Exercise instructions: All the data should come back exactly as it was given.

(Saved data entries)
╔══

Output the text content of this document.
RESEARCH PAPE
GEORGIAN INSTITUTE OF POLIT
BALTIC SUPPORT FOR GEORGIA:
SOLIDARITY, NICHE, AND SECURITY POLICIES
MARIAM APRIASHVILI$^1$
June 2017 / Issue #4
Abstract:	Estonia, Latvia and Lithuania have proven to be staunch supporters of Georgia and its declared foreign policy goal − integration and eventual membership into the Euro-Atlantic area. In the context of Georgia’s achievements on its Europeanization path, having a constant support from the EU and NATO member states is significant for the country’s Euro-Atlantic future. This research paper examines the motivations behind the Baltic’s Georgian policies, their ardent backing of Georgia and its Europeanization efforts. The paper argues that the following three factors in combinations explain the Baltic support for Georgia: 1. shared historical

╚══

Answer below:
Output the text content of this document.
RESEARCH PAPE
GEORGIAN INSTITUTE OF POLIT
BALTIC SUPPORT FOR GEORGIA:
SOLIDARITY, NICHE, AND SECURITY POLICIES
MARIAM APRIASHVILI$^1$
June 2017 / Issue #4
Abstract:	Estonia, Latvia and Lithuania have proven to be staunch supporters of Georgia and its declared foreign policy goal − integration and eventual membership into the Euro-Atlantic area. In the context of Georgia’s achievements on its Europeanization path, having a constant support from the EU and NATO member states is significant for the country’s Euro-Atlantic future. This research paper examines the motivations behind the Baltic’s Georgian policies, their ardent backing of Georgia and its Europeanization efforts. The paper argues that the following three factors in combinations explain the Baltic support for Georgia: 1. shared historical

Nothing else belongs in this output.